Print the listing below exactly.

▼

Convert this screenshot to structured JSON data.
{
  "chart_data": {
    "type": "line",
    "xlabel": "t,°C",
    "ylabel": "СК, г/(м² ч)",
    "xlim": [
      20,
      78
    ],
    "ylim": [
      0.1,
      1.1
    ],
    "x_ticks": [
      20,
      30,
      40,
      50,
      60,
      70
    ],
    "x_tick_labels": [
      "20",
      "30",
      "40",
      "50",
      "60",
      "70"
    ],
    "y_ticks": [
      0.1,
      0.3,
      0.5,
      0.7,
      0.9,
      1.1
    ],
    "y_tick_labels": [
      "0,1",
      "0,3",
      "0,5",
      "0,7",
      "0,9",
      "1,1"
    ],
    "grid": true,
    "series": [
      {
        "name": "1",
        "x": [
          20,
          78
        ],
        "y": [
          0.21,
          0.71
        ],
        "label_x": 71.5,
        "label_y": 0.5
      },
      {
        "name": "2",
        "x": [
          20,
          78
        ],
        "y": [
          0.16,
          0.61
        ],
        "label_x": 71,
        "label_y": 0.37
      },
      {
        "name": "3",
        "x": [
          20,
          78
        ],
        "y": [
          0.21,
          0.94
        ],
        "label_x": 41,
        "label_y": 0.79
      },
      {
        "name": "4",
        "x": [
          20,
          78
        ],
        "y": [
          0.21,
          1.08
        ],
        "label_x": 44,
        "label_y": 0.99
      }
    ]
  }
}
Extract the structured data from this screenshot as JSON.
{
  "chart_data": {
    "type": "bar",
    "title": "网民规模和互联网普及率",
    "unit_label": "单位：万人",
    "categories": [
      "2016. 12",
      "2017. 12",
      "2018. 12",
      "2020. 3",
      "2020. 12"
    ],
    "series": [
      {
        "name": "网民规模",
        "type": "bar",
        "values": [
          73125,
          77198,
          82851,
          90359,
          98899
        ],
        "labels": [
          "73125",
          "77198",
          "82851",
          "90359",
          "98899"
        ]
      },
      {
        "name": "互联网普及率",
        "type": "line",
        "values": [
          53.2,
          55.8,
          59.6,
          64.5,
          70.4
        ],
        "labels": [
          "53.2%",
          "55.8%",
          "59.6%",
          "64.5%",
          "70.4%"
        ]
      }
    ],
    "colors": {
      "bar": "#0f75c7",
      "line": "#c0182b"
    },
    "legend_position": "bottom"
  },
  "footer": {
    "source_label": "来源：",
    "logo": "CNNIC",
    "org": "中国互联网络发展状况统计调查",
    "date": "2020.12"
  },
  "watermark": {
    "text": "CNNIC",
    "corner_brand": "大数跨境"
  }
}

▲

Written solution
Convert this screenshot to structured JSON data.
{
  "chart_data": {
    "type": "line",
    "xlabel": "t,°C",
    "ylabel": "СК, г/(м² ч)",
    "xlim": [
      20,
      78
    ],
    "ylim": [
      0.1,
      1.1
    ],
    "x_ticks": [
      20,
      30,
      40,
      50,
      60,
      70
    ],
    "x_tick_labels": [
      "20",
      "30",
      "40",
      "50",
      "60",
      "70"
    ],
    "y_ticks": [
      0.1,
      0.3,
      0.5,
      0.7,
      0.9,
      1.1
    ],
    "y_tick_labels": [
      "0,1",
      "0,3",
      "0,5",
      "0,7",
      "0,9",
      "1,1"
    ],
    "grid": true,
    "series": [
      {
        "name": "1",
        "x": [
          20,
          78
        ],
        "y": [
          0.21,
          0.71
        ],
        "label_x": 71.5,
        "label_y": 0.5
      },
      {
        "name": "2",
        "x": [
          20,
          78
        ],
        "y": [
          0.16,
          0.61
        ],
        "label_x": 71,
        "label_y": 0.37
      },
      {
        "name": "3",
        "x": [
          20,
          78
        ],
        "y": [
          0.21,
          0.94
        ],
        "label_x": 41,
        "label_y": 0.79
      },
      {
        "name": "4",
        "x": [
          20,
          78
        ],
        "y": [
          0.21,
          1.08
        ],
        "label_x": 44,
        "label_y": 0.99
      }
    ]
  }
}
Extract the structured data from this screenshot as JSON.
{
  "chart_data": {
    "type": "bar",
    "title": "网民规模和互联网普及率",
    "unit_label": "单位：万人",
    "categories": [
      "2016. 12",
      "2017. 12",
      "2018. 12",
      "2020. 3",
      "2020. 12"
    ],
    "series": [
      {
        "name": "网民规模",
        "type": "bar",
        "values": [
          73125,
          77198,
          82851,
          90359,
          98899
        ],
        "labels": [
          "73125",
          "77198",
          "82851",
          "90359",
          "98899"
        ]
      },
      {
        "name": "互联网普及率",
        "type": "line",
        "values": [
          53.2,
          55.8,
          59.6,
          64.5,
          70.4
        ],
        "labels": [
          "53.2%",
          "55.8%",
          "59.6%",
          "64.5%",
          "70.4%"
        ]
      }
    ],
    "colors": {
      "bar": "#0f75c7",
      "line": "#c0182b"
    },
    "legend_position": "bottom"
  },
  "footer": {
    "source_label": "来源：",
    "logo": "CNNIC",
    "org": "中国互联网络发展状况统计调查",
    "date": "2020.12"
  },
  "watermark": {
    "text": "CNNIC",
    "corner_brand": "大数跨境"
  }
}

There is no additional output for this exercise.